*SUPPLIED RECORDS*.
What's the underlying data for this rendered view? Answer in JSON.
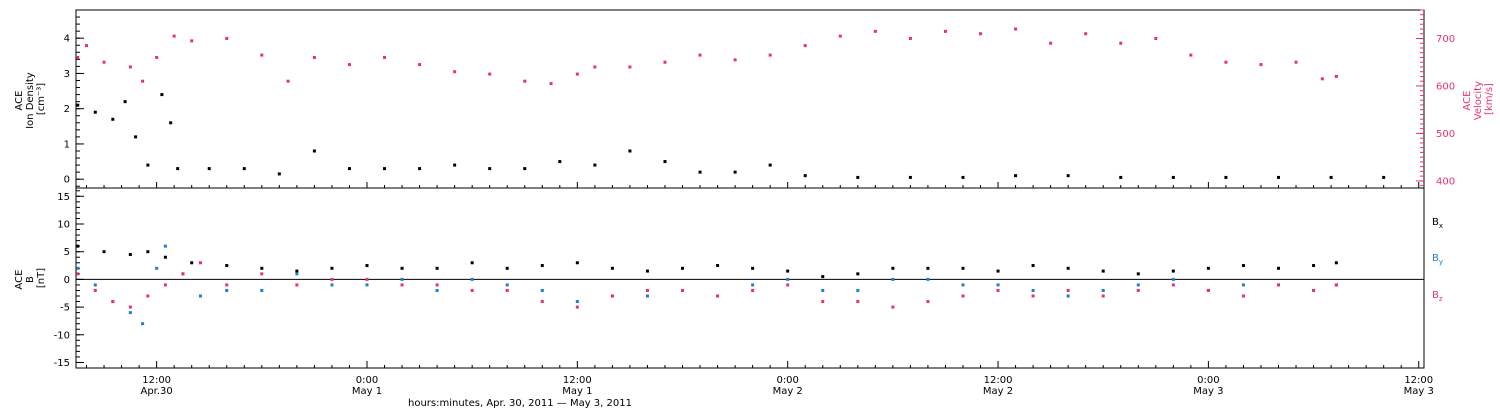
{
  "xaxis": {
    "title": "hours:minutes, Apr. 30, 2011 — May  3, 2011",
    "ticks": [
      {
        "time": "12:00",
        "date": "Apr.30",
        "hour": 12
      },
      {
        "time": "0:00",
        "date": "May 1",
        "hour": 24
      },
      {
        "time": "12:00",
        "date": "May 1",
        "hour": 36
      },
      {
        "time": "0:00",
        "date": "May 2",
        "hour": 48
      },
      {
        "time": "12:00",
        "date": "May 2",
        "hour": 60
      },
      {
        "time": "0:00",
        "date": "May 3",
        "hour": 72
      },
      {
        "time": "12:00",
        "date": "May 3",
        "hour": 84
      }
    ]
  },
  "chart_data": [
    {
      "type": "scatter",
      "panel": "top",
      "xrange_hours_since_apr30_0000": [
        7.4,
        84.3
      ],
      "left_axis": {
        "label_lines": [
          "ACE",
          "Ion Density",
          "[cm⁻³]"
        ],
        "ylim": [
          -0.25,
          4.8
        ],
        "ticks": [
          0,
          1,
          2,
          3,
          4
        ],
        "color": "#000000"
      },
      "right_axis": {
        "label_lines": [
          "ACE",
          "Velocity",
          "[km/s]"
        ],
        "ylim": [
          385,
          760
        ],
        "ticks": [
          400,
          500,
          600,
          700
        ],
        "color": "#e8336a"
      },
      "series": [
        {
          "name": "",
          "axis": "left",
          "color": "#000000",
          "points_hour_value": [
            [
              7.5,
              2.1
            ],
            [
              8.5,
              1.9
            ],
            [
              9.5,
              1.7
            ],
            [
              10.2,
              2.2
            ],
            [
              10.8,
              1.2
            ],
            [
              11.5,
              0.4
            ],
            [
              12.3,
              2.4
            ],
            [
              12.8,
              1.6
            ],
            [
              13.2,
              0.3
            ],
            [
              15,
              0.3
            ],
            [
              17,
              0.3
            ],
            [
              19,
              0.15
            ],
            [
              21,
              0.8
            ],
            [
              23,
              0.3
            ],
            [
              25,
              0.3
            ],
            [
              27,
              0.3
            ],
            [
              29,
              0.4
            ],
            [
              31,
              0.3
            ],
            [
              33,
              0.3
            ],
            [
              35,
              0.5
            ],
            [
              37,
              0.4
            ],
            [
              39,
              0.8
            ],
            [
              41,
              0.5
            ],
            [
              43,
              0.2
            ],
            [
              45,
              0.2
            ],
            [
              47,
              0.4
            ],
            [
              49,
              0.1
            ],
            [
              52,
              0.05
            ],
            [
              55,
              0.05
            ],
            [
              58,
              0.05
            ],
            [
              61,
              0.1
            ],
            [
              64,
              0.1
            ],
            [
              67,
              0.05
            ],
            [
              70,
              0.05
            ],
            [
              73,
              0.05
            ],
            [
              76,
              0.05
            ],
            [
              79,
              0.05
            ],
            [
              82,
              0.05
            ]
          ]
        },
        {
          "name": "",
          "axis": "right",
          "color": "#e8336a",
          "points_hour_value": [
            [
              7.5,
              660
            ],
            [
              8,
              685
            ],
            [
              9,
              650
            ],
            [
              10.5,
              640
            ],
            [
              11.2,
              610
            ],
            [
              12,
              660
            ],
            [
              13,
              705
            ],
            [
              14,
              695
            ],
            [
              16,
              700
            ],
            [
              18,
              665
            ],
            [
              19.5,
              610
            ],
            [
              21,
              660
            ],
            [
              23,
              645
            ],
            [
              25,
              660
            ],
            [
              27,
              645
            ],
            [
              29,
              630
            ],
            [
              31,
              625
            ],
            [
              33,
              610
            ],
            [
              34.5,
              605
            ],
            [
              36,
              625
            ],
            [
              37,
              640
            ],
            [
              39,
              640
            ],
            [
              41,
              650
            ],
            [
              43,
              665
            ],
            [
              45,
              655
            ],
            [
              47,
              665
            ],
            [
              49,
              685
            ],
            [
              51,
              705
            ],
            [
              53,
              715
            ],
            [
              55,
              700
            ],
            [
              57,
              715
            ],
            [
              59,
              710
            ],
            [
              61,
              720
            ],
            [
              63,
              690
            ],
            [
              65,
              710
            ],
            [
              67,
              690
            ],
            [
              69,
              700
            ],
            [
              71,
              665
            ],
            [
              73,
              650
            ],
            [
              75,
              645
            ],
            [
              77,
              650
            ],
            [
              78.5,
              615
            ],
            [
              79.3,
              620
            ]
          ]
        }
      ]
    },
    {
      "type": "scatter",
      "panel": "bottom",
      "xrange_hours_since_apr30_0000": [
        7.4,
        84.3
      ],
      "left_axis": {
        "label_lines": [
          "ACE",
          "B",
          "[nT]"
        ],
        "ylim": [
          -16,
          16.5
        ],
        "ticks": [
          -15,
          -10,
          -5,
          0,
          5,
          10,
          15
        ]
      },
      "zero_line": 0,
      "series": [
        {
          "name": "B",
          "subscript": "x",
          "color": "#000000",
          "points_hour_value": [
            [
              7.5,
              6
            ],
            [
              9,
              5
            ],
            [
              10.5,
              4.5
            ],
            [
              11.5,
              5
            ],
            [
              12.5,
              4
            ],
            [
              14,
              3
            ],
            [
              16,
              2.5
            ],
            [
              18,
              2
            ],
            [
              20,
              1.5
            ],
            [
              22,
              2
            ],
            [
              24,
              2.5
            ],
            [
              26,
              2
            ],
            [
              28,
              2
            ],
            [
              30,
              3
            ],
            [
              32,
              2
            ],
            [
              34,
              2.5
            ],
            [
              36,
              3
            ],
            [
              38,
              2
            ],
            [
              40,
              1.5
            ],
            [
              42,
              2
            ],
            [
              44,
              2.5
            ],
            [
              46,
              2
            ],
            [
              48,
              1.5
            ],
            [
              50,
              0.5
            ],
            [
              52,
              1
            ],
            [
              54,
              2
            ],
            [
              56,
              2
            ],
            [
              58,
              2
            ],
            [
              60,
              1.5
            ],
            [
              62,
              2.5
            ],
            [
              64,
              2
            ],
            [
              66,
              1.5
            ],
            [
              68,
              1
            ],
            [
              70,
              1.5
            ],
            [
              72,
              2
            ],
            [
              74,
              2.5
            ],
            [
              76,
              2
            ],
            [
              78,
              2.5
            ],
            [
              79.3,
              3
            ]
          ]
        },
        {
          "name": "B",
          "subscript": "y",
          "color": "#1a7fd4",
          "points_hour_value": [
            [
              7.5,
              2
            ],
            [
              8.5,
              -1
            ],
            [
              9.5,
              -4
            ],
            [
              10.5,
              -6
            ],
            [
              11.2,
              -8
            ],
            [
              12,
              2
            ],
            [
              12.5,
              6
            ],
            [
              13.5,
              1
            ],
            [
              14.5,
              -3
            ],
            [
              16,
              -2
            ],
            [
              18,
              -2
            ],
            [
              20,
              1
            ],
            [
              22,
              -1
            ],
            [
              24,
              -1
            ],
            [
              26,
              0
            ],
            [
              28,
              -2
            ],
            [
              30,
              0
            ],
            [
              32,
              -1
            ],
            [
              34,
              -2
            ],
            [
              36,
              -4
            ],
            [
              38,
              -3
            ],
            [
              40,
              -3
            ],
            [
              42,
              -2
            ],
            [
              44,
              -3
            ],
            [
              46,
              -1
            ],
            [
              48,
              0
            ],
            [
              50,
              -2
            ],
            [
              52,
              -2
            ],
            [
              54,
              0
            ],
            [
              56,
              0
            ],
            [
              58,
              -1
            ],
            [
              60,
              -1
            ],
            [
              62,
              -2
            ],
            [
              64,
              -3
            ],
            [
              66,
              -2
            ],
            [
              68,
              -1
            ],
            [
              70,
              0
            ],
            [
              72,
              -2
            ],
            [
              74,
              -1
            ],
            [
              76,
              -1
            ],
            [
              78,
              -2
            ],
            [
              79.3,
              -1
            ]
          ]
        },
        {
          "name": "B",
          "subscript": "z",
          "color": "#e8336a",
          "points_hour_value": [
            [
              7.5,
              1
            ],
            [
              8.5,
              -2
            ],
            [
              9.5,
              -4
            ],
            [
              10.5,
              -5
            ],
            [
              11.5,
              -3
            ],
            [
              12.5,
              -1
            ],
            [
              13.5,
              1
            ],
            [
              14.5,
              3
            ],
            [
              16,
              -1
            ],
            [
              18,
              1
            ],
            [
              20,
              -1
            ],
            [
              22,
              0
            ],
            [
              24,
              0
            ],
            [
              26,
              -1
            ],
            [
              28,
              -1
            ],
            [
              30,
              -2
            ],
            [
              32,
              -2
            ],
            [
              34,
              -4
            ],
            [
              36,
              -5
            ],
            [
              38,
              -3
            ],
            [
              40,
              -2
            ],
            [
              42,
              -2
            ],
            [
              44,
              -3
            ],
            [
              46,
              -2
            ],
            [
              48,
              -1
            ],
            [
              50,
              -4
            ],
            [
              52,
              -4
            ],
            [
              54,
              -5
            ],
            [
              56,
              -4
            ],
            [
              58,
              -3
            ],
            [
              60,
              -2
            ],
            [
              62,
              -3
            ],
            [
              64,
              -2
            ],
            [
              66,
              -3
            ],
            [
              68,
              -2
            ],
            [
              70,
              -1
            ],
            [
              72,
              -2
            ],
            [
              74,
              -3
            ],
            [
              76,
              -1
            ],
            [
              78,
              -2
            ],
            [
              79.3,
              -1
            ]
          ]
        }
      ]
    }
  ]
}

*WHAT YOU ARE ASKED TO DO*. Find the word "color" in the entries, and copy every line it shows up in.

*SOLUTION TO THE EXERCISE*.
        "color": "#000000"
        "color": "#e8336a"
          "color": "#000000",
          "color": "#e8336a",
          "color": "#000000",
          "color": "#1a7fd4",
          "color": "#e8336a",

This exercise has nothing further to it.